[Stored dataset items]
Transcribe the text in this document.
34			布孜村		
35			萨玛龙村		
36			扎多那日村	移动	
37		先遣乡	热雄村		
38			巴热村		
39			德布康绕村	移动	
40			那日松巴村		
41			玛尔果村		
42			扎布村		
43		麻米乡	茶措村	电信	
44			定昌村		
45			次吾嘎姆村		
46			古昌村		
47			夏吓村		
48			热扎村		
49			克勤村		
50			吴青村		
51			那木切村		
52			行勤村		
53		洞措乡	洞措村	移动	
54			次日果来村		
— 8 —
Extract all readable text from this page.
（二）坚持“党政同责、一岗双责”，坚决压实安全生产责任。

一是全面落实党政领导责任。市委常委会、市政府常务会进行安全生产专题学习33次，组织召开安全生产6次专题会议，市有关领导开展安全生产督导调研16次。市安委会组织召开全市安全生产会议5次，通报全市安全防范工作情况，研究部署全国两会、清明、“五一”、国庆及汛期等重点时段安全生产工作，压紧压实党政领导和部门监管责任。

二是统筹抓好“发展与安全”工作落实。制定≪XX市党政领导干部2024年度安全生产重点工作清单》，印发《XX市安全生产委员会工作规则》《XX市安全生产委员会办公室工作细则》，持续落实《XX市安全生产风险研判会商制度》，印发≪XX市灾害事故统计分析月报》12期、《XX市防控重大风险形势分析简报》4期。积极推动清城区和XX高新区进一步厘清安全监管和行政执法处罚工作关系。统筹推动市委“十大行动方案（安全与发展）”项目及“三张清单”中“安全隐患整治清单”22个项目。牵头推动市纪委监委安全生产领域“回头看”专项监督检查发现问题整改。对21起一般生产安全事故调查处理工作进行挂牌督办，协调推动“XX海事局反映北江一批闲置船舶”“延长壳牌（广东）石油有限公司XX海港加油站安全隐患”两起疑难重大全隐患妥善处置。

▶ What to do
Give all of the entries again, word for word.

▶ Exercise result
Transcribe the text in this document.
34			布孜村		
35			萨玛龙村		
36			扎多那日村	移动	
37		先遣乡	热雄村		
38			巴热村		
39			德布康绕村	移动	
40			那日松巴村		
41			玛尔果村		
42			扎布村		
43		麻米乡	茶措村	电信	
44			定昌村		
45			次吾嘎姆村		
46			古昌村		
47			夏吓村		
48			热扎村		
49			克勤村		
50			吴青村		
51			那木切村		
52			行勤村		
53		洞措乡	洞措村	移动	
54			次日果来村		
— 8 —
Extract all readable text from this page.
（二）坚持“党政同责、一岗双责”，坚决压实安全生产责任。

一是全面落实党政领导责任。市委常委会、市政府常务会进行安全生产专题学习33次，组织召开安全生产6次专题会议，市有关领导开展安全生产督导调研16次。市安委会组织召开全市安全生产会议5次，通报全市安全防范工作情况，研究部署全国两会、清明、“五一”、国庆及汛期等重点时段安全生产工作，压紧压实党政领导和部门监管责任。

二是统筹抓好“发展与安全”工作落实。制定≪XX市党政领导干部2024年度安全生产重点工作清单》，印发《XX市安全生产委员会工作规则》《XX市安全生产委员会办公室工作细则》，持续落实《XX市安全生产风险研判会商制度》，印发≪XX市灾害事故统计分析月报》12期、《XX市防控重大风险形势分析简报》4期。积极推动清城区和XX高新区进一步厘清安全监管和行政执法处罚工作关系。统筹推动市委“十大行动方案（安全与发展）”项目及“三张清单”中“安全隐患整治清单”22个项目。牵头推动市纪委监委安全生产领域“回头看”专项监督检查发现问题整改。对21起一般生产安全事故调查处理工作进行挂牌督办，协调推动“XX海事局反映北江一批闲置船舶”“延长壳牌（广东）石油有限公司XX海港加油站安全隐患”两起疑难重大全隐患妥善处置。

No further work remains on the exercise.